Track down the lines that contain "relay" and copy them.

Start Data section

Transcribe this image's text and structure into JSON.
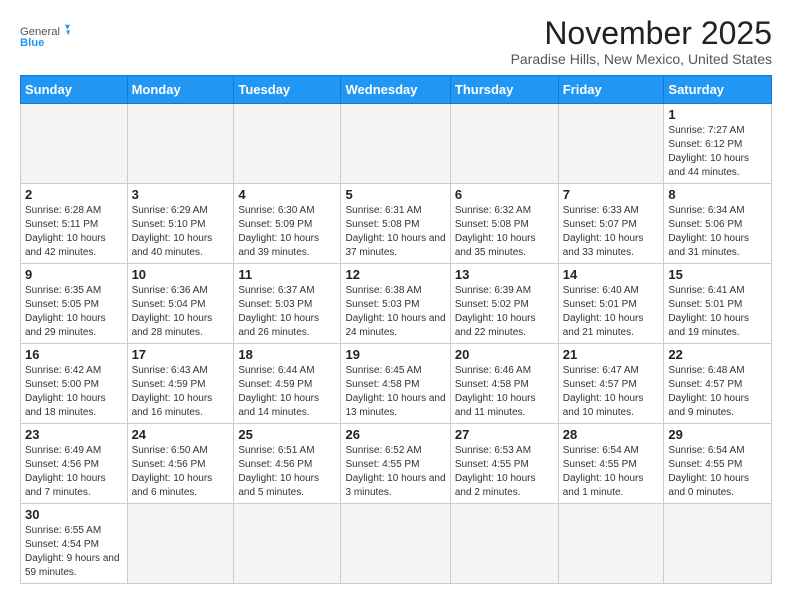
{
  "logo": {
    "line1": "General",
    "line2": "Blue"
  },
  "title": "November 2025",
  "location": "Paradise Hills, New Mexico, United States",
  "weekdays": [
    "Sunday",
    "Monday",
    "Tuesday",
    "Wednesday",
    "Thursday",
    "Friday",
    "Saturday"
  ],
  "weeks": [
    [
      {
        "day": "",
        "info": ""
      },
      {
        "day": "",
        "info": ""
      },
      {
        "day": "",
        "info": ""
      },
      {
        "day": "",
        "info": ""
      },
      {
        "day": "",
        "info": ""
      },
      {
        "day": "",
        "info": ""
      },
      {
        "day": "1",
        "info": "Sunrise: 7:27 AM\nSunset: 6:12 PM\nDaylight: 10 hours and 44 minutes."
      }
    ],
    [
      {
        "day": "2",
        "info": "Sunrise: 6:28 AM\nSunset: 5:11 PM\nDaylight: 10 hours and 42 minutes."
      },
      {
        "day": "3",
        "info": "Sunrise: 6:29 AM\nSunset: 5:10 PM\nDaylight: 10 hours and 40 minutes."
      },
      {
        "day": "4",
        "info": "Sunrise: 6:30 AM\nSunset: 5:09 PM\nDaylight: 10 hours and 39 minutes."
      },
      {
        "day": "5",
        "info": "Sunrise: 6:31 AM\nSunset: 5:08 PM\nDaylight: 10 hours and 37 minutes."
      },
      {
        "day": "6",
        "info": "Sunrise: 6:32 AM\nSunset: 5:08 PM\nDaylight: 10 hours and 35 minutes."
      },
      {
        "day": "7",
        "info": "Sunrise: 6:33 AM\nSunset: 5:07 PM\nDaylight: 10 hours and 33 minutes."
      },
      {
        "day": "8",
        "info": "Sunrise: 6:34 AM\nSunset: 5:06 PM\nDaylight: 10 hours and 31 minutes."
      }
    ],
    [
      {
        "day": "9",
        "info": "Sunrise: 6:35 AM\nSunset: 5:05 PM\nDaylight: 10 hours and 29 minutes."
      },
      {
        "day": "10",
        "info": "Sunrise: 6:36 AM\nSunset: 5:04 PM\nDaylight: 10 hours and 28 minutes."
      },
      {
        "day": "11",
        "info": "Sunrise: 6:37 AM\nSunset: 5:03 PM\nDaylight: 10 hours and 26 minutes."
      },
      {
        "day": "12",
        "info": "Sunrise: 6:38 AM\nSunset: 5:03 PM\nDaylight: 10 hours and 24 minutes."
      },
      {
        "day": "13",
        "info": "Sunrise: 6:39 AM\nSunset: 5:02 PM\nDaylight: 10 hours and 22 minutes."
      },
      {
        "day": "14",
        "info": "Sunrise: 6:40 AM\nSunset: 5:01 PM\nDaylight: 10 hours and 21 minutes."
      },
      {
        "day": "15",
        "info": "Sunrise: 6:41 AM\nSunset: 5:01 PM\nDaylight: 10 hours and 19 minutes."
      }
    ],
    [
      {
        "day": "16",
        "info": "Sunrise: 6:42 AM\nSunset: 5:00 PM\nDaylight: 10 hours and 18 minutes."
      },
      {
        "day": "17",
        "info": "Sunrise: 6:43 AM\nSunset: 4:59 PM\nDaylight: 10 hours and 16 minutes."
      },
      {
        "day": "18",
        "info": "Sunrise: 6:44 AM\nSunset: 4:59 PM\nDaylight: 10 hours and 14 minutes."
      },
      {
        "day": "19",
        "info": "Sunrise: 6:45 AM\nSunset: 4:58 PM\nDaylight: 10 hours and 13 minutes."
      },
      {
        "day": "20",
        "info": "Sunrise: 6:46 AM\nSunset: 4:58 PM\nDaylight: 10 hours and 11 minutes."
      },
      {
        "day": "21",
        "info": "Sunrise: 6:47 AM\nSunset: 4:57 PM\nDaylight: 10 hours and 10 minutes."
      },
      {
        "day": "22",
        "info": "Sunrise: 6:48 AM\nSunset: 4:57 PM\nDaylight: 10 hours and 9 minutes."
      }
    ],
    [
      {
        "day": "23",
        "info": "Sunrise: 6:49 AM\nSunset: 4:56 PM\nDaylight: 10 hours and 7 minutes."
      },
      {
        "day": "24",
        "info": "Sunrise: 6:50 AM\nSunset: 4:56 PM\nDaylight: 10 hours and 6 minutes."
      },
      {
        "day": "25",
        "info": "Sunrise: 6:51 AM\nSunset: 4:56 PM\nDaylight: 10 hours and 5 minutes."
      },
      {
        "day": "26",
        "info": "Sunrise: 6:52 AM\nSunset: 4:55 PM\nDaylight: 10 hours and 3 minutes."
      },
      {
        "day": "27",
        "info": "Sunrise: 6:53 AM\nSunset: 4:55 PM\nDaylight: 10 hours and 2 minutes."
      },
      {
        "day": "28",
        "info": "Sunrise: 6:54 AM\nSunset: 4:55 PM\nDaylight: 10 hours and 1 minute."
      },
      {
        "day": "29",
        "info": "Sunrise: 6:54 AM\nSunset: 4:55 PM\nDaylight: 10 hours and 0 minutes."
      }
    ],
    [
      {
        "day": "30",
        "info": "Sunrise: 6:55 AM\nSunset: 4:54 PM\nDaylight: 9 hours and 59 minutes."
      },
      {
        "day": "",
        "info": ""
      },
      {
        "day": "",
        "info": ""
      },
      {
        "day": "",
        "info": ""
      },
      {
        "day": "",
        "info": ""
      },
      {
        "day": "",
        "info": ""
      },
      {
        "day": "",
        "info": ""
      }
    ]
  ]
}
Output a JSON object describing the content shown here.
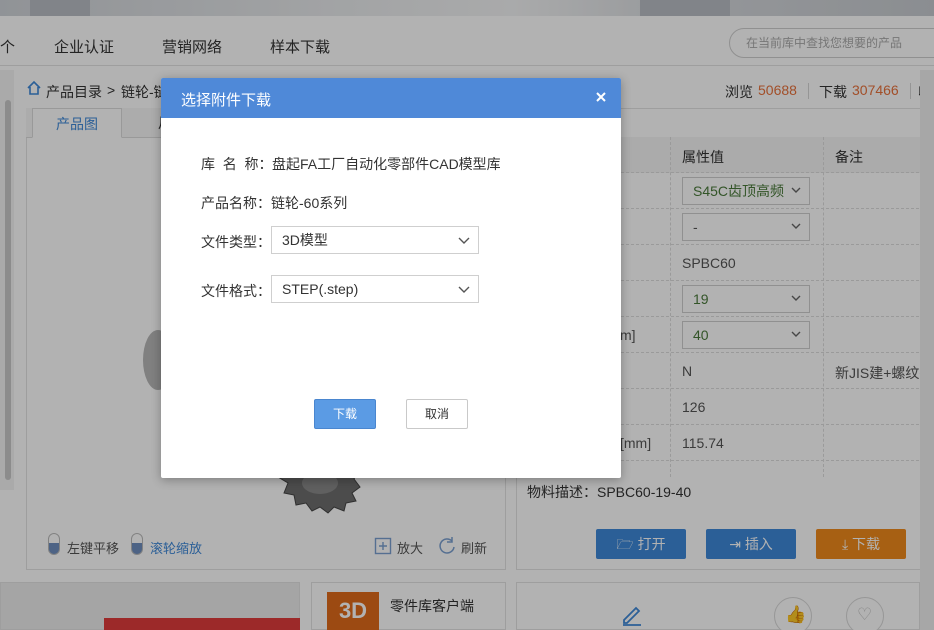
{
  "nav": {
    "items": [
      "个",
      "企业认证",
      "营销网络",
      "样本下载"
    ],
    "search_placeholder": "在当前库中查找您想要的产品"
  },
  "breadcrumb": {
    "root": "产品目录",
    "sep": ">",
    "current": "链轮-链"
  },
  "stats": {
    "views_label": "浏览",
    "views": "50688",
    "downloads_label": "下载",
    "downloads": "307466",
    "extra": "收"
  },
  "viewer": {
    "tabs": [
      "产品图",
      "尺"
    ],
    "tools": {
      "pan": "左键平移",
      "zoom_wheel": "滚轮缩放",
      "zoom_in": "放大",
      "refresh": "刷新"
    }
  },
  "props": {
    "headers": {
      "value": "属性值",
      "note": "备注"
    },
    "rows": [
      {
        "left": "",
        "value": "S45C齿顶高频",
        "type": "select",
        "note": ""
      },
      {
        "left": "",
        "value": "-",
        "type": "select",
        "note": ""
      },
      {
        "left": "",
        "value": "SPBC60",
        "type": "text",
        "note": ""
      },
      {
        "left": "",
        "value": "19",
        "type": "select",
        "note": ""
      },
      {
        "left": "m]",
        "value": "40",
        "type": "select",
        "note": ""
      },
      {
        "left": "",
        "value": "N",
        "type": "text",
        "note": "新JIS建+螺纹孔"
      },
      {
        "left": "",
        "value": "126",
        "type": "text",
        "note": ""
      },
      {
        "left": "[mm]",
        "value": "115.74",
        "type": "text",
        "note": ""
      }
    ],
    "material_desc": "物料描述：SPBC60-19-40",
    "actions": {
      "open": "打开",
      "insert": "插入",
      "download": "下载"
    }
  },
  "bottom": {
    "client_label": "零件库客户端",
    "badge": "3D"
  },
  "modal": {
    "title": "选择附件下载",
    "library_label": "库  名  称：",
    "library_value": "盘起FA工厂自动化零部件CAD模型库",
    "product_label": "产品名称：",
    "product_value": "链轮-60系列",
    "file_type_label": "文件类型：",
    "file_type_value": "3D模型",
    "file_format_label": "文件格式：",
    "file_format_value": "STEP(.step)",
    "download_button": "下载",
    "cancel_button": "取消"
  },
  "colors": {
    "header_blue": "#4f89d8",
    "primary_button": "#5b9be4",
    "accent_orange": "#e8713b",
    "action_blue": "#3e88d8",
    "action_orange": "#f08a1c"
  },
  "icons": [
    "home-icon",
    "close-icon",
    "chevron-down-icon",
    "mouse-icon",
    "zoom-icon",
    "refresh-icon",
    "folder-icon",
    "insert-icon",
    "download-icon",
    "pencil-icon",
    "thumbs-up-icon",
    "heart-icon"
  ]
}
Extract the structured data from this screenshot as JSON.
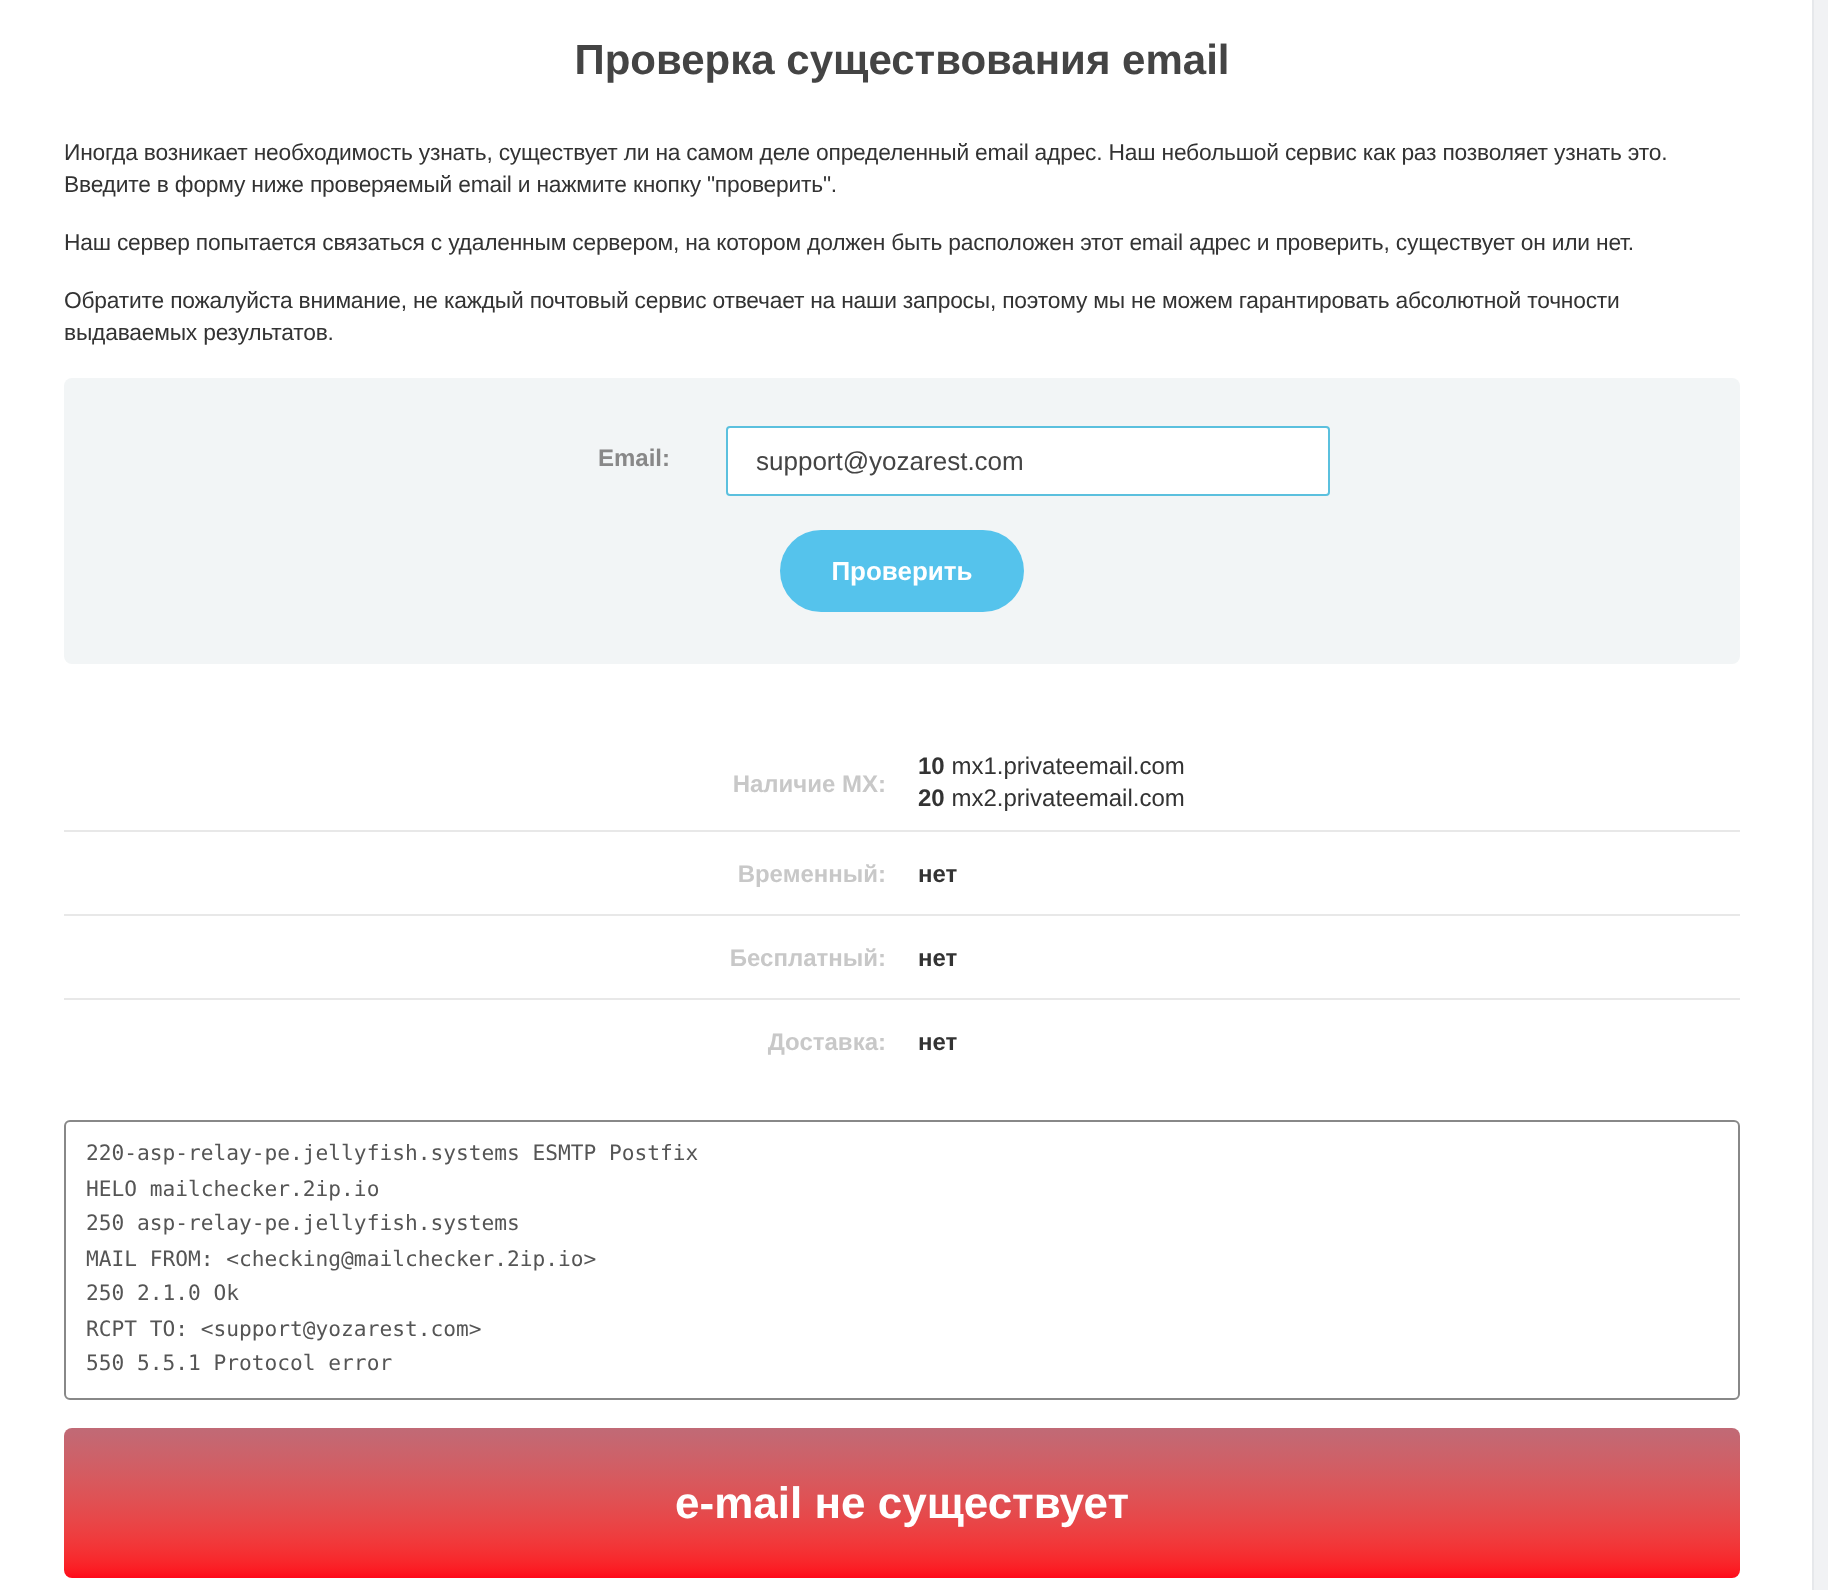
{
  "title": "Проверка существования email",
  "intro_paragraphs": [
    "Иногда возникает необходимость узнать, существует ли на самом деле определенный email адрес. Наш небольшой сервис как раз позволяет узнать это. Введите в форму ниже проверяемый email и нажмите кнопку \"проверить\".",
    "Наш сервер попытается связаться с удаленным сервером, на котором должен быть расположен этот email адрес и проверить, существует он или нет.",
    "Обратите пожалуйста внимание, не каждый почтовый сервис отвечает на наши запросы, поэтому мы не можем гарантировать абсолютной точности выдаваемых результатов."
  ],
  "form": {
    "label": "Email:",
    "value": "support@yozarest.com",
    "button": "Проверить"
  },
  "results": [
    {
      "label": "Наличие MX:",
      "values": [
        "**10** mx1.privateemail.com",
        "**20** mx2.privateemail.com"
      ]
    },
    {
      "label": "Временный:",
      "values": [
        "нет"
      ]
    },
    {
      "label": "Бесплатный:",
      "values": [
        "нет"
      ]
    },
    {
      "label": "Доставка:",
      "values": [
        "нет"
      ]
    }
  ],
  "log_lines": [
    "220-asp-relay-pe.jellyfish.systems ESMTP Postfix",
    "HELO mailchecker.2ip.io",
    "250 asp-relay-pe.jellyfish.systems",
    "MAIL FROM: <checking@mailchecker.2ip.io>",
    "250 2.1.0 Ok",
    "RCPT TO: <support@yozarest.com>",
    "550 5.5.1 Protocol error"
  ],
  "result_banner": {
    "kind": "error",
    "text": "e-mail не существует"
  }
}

End Data section

Finished exercise.
    "220-asp-relay-pe.jellyfish.systems ESMTP Postfix",
    "250 asp-relay-pe.jellyfish.systems",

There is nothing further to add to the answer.